- ACTIVITY
Please continue the article about the Softchoice survey on unified communications adoption, writing what comes next after its final sentence.

- PASSAGE PROVIDED
------------------------------------
Survey: Staff Communication, Training are Bottlenecks in UC Adoption
A recent survey by Softchoice Corp., a Toronto-based reseller and IT consulting firm, suggests managers are not talking enough to staff before deploying solutions made up of a variety of communication tools.
According to Howard Solomon, editor of ITWorldCanada.com – a site that covers Canadian IT News – a survey of 250 IT managers and 750 line-of-business employees in the U.S. showed “there are a large number of organizations that talk about listening to employees but don’t always carry through.” In fact, the findings reveal that:
• 77 percent of employees surveyed say their organization does not consult with them before selecting a new office communications tool and when applying cutting-edge technologies like integrated voice, video and data to real-world business situations;
• Employees who are not consulted – i.e., have no clear understanding of the path forward in the implementation and management of the Unified Communication (UC) systems in the organization – are three times as likely to not see themselves staying with their current employer long-term;
• 72 percent of employees who are consulted feel their communications tools make them more productive (by enhancing collaboration between employees, partners and suppliers -- regardless of location); this is compared to 54 percent of those who are not consulted. These employees believe these tools are essential and are needed to support immediate and long-term business goals.
------------------------------------
Records from a data source:
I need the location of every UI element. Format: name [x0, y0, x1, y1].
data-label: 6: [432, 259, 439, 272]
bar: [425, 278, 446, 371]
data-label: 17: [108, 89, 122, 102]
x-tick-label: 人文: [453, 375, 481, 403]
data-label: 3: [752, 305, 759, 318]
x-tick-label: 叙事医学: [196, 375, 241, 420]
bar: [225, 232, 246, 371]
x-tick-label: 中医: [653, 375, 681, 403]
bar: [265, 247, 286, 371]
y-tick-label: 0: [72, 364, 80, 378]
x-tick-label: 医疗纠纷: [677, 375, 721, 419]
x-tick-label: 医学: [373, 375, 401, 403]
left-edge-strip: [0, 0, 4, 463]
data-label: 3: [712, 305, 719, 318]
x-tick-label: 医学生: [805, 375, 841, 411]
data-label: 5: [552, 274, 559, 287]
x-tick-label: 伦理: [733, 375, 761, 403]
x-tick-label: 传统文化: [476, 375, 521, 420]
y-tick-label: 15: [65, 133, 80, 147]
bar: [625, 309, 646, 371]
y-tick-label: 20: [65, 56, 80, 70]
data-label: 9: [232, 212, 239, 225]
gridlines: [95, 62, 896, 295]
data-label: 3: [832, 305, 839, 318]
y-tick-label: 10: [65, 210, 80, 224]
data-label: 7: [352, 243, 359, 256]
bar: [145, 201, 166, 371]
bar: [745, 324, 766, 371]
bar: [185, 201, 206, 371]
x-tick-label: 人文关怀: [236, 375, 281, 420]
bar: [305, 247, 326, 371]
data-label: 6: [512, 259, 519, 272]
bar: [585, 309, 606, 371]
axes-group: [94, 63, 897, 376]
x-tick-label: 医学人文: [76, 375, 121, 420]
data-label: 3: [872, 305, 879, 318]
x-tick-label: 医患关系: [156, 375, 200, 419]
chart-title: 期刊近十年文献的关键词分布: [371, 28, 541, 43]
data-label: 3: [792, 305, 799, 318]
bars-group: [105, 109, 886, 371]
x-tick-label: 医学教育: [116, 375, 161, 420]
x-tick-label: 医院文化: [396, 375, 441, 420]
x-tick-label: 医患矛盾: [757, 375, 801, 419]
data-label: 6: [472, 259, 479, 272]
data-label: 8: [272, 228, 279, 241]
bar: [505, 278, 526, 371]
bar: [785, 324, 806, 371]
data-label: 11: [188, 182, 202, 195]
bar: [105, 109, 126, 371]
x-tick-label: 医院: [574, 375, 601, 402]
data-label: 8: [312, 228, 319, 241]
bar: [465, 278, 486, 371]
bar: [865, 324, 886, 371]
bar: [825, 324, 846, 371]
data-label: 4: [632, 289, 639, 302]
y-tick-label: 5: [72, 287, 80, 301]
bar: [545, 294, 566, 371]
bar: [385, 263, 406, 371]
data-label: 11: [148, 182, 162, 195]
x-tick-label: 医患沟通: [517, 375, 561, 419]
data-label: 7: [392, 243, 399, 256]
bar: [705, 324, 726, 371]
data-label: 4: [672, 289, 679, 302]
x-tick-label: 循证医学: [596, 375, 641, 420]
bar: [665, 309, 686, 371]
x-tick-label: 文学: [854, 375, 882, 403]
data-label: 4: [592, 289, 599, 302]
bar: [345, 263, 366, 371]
------------------------------------
- ANSWER SECTION
The survey was commissioned in part due to Softchoice’s belief that one of the reasons why IT managers are hesitant to invest in new collaboration technology is that what is already implemented is not being used, noted a “Failure to Communicate” post on the ITWorldCanada website.
Apparently, some are still reluctant to utilize new communication tools — i.e., to examine whether or not the current structure can support them, despite unified communications being considered the answer to a number of business communication issues to run all their communications through one platform. It is important for managers to understand the reasons for the lack of use of these important business tools.
Of course, some employees take longer to grow accustomed to technology over time and are reluctant in adoption of tools like video conferencing, Web conferencing and IM. The survey, in fact, shows that 70 percent of those surveyed have access to video conferencing, but only five per cent use it; similarly, 69 percent have access to teleconferencing, but only 12 percent use it; 40 percent have access to social collaboration tools (aside from email), but only 10 percent use them.
Despite the many telepresence options available to mobile and desktop clients, 74 percent of employees surveyed still prefer face-to-face communications at work; 30 percent say they spend five hours a day or more meeting with others in person.
The respondents’ lack of training was also identified as an issue. One third of those surveyed said they do not get training to use the UC system that will function as the hub for all their interactions. Of those that did receive training, half said the training was minimal.
With over 70 percent of employees affirming they use only half of the communication tools at their disposal to collaborate during the working day, managers should try to understand if lack of training is at fault, or if the systems offer too many unnecessary features, Solomon points out in the post.
Overcoming many of the challenges of UC can be accomplished if workers receive adequate and complete training. Then, “implementing and using the technology is the easy part,” says Softchoice, which sells a wide range of software and consulting services to enterprises.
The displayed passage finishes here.